## TASK TO COMPLETE
Work out how many lines include "priué" and answer with that number only.

-------- INFORMATION SUPPLIED --------

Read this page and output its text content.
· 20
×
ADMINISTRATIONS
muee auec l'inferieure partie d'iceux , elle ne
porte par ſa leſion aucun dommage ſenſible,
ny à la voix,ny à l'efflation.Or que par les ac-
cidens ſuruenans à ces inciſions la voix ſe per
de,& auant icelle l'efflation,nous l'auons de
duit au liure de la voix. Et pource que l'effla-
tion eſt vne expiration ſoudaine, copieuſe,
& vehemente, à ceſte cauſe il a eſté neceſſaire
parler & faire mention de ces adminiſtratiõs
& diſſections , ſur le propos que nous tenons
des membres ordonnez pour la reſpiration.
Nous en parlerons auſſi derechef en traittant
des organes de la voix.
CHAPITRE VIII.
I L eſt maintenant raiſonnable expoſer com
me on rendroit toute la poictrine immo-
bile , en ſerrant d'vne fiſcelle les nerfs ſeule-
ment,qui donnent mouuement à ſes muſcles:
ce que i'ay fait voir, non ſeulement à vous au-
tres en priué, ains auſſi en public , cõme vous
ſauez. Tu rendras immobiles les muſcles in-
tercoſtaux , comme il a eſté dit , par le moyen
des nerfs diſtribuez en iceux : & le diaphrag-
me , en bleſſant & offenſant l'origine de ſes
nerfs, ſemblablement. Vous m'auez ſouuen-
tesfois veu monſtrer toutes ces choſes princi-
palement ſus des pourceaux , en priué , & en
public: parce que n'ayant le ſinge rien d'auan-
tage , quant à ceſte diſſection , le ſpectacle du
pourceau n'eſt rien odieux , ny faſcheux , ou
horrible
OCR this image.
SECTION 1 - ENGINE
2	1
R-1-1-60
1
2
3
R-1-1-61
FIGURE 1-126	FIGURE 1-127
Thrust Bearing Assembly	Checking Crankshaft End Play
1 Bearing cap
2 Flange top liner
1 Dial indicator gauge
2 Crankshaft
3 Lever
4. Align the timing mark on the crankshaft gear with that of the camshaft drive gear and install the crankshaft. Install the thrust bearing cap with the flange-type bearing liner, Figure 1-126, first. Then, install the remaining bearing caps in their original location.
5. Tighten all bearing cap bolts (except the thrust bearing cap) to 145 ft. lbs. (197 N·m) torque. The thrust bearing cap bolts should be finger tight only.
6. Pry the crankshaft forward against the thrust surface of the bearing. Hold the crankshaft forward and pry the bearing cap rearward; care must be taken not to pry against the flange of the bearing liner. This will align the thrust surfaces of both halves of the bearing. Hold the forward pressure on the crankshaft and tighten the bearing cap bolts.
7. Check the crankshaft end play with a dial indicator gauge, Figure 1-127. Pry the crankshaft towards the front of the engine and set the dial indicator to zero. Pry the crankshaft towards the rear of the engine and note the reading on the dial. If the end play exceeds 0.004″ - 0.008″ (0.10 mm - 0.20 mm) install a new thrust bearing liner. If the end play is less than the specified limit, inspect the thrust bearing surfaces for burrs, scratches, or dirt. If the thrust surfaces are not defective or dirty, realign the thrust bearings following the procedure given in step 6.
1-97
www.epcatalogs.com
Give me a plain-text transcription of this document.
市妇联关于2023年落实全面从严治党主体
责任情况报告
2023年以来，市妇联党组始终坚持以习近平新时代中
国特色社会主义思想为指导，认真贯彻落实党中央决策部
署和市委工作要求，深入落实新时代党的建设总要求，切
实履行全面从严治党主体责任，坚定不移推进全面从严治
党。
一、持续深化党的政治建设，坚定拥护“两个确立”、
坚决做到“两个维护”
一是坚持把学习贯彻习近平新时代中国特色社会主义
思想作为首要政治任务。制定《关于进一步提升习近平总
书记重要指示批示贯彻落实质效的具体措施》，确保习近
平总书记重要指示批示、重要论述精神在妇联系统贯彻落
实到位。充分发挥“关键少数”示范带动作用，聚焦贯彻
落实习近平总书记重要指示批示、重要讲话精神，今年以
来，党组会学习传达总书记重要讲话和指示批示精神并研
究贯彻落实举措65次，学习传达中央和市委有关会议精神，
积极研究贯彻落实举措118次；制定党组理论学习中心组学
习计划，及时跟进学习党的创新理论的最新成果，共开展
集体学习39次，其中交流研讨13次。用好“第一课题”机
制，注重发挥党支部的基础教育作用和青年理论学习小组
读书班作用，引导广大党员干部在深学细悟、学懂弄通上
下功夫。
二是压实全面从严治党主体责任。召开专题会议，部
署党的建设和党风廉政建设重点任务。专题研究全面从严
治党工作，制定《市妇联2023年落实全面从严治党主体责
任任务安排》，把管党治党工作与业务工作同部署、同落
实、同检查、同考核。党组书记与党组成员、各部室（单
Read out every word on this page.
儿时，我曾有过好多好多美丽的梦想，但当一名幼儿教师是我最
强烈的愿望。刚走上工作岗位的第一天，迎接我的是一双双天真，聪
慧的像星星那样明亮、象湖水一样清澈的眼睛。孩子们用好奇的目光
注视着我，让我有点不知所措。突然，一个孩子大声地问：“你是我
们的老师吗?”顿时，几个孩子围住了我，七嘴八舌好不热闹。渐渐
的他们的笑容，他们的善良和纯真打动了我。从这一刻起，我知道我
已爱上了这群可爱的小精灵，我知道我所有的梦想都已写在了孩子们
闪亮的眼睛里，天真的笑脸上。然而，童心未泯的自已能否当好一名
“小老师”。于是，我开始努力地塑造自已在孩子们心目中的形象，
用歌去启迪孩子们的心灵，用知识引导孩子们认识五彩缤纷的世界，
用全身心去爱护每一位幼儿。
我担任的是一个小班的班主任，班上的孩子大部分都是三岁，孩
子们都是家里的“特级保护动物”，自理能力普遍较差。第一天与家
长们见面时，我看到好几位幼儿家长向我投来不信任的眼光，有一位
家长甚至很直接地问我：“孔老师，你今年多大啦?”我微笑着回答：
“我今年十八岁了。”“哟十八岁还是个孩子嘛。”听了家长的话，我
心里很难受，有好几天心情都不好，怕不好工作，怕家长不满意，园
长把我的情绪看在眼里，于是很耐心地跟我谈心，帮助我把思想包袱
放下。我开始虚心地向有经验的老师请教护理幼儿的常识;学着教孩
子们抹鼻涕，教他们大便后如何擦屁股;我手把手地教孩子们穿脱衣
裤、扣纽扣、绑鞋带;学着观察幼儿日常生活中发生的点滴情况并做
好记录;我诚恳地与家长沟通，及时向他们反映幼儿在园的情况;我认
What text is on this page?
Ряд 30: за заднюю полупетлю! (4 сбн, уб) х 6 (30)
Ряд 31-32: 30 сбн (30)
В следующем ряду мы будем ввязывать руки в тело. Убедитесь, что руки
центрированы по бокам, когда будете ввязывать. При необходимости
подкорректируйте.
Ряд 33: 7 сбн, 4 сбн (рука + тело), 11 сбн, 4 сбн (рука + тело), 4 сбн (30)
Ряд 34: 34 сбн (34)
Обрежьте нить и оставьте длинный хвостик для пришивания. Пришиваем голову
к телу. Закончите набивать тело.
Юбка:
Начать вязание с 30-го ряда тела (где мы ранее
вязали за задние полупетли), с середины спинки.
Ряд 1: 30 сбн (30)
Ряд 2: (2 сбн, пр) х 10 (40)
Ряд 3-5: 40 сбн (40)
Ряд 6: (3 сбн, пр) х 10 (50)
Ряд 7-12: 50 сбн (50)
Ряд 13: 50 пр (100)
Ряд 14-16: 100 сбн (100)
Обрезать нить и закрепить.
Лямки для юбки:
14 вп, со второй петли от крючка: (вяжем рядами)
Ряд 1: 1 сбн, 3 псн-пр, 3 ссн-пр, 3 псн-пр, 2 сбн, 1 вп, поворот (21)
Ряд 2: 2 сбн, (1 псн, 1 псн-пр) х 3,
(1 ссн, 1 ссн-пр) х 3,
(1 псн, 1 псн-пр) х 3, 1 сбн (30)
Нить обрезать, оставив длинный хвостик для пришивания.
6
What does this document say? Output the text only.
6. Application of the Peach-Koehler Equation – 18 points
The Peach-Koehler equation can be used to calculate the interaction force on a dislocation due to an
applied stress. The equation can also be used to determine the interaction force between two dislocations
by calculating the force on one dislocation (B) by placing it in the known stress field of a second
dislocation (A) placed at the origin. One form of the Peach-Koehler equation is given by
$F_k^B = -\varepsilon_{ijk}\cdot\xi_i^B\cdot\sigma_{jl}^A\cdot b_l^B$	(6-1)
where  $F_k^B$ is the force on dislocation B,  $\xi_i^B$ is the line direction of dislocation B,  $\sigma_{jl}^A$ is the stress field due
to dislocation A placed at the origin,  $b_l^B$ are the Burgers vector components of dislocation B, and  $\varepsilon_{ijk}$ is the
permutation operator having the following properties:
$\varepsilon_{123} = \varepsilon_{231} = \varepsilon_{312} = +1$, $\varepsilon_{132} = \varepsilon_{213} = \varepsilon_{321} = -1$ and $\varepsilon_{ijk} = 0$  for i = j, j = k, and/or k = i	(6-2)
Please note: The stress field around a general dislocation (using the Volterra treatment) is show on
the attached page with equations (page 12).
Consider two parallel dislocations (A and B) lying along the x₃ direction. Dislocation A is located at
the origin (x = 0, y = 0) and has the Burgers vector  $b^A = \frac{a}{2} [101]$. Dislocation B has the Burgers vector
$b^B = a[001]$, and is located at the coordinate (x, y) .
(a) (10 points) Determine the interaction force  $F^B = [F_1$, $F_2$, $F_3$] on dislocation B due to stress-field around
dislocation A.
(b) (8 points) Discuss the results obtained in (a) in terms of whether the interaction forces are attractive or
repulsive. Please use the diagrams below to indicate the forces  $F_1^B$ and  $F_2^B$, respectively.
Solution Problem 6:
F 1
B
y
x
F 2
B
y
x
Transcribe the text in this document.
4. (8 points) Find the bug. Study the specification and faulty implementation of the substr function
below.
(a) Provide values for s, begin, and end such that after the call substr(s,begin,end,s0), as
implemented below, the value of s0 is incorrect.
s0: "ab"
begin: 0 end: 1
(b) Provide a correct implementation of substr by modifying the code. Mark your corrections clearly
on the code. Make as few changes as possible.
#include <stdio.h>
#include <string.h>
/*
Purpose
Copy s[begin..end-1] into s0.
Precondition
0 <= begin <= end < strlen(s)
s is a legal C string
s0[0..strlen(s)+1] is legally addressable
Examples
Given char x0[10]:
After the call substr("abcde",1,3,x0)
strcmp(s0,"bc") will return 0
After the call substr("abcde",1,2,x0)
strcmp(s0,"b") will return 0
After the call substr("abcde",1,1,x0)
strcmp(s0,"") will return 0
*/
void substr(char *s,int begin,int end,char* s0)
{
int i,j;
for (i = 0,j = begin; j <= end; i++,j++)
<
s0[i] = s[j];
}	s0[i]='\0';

--------

## COMPLETED TASK
2